--- START OF DATA SHOWN ---

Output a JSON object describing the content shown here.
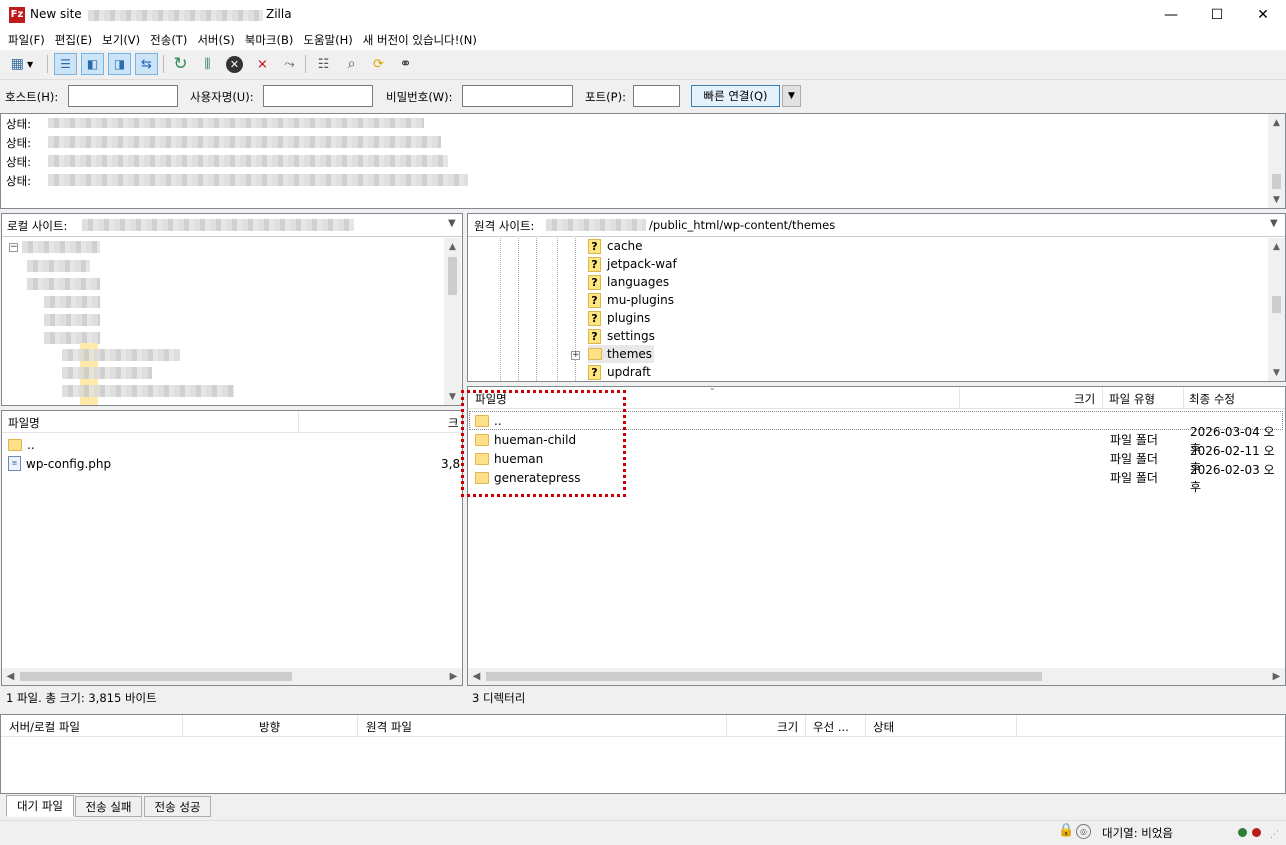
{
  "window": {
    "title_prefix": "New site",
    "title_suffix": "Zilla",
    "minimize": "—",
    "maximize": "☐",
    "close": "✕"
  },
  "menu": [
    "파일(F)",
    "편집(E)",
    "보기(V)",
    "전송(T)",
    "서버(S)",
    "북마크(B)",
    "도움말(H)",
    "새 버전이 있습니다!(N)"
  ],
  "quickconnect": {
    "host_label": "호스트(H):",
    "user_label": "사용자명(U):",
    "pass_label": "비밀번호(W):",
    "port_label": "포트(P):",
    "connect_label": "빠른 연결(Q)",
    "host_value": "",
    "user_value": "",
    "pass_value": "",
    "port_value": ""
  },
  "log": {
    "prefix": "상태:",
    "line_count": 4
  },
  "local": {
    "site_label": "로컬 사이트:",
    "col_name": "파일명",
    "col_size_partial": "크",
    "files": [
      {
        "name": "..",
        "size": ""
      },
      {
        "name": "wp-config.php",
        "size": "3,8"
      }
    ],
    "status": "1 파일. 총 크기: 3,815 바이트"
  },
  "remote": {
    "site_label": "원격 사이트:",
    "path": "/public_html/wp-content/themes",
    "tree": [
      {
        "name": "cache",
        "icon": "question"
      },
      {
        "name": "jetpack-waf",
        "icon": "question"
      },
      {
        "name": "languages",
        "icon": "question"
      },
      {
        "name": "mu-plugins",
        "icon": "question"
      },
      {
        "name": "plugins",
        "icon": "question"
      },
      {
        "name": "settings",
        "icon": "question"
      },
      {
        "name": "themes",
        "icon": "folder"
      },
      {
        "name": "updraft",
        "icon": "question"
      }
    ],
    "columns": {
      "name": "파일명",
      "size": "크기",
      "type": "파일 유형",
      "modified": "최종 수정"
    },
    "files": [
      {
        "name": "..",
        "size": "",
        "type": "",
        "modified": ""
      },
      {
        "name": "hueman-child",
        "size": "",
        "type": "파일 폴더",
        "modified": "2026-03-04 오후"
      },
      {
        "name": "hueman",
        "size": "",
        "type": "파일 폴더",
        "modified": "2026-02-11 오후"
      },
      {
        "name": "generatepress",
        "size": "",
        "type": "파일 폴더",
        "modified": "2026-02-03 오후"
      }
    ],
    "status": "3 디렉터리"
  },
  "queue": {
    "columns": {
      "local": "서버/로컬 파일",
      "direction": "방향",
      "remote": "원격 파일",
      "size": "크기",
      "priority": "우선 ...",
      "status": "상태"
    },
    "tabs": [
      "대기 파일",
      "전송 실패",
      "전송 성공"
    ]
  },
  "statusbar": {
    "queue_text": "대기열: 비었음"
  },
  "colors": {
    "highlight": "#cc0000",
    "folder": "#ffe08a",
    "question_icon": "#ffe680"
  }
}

--- END OF DATA SHOWN ---

[TASK DESCRIPTION]: Repeat each record exactly as shown above, dropping all images.

[EXERCISE ANSWER]:
Output a JSON object describing the content shown here.
{
  "window": {
    "title_prefix": "New site",
    "title_suffix": "Zilla",
    "minimize": "—",
    "maximize": "☐",
    "close": "✕"
  },
  "menu": [
    "파일(F)",
    "편집(E)",
    "보기(V)",
    "전송(T)",
    "서버(S)",
    "북마크(B)",
    "도움말(H)",
    "새 버전이 있습니다!(N)"
  ],
  "quickconnect": {
    "host_label": "호스트(H):",
    "user_label": "사용자명(U):",
    "pass_label": "비밀번호(W):",
    "port_label": "포트(P):",
    "connect_label": "빠른 연결(Q)",
    "host_value": "",
    "user_value": "",
    "pass_value": "",
    "port_value": ""
  },
  "log": {
    "prefix": "상태:",
    "line_count": 4
  },
  "local": {
    "site_label": "로컬 사이트:",
    "col_name": "파일명",
    "col_size_partial": "크",
    "files": [
      {
        "name": "..",
        "size": ""
      },
      {
        "name": "wp-config.php",
        "size": "3,8"
      }
    ],
    "status": "1 파일. 총 크기: 3,815 바이트"
  },
  "remote": {
    "site_label": "원격 사이트:",
    "path": "/public_html/wp-content/themes",
    "tree": [
      {
        "name": "cache",
        "icon": "question"
      },
      {
        "name": "jetpack-waf",
        "icon": "question"
      },
      {
        "name": "languages",
        "icon": "question"
      },
      {
        "name": "mu-plugins",
        "icon": "question"
      },
      {
        "name": "plugins",
        "icon": "question"
      },
      {
        "name": "settings",
        "icon": "question"
      },
      {
        "name": "themes",
        "icon": "folder"
      },
      {
        "name": "updraft",
        "icon": "question"
      }
    ],
    "columns": {
      "name": "파일명",
      "size": "크기",
      "type": "파일 유형",
      "modified": "최종 수정"
    },
    "files": [
      {
        "name": "..",
        "size": "",
        "type": "",
        "modified": ""
      },
      {
        "name": "hueman-child",
        "size": "",
        "type": "파일 폴더",
        "modified": "2026-03-04 오후"
      },
      {
        "name": "hueman",
        "size": "",
        "type": "파일 폴더",
        "modified": "2026-02-11 오후"
      },
      {
        "name": "generatepress",
        "size": "",
        "type": "파일 폴더",
        "modified": "2026-02-03 오후"
      }
    ],
    "status": "3 디렉터리"
  },
  "queue": {
    "columns": {
      "local": "서버/로컬 파일",
      "direction": "방향",
      "remote": "원격 파일",
      "size": "크기",
      "priority": "우선 ...",
      "status": "상태"
    },
    "tabs": [
      "대기 파일",
      "전송 실패",
      "전송 성공"
    ]
  },
  "statusbar": {
    "queue_text": "대기열: 비었음"
  },
  "colors": {
    "highlight": "#cc0000",
    "folder": "#ffe08a",
    "question_icon": "#ffe680"
  }
}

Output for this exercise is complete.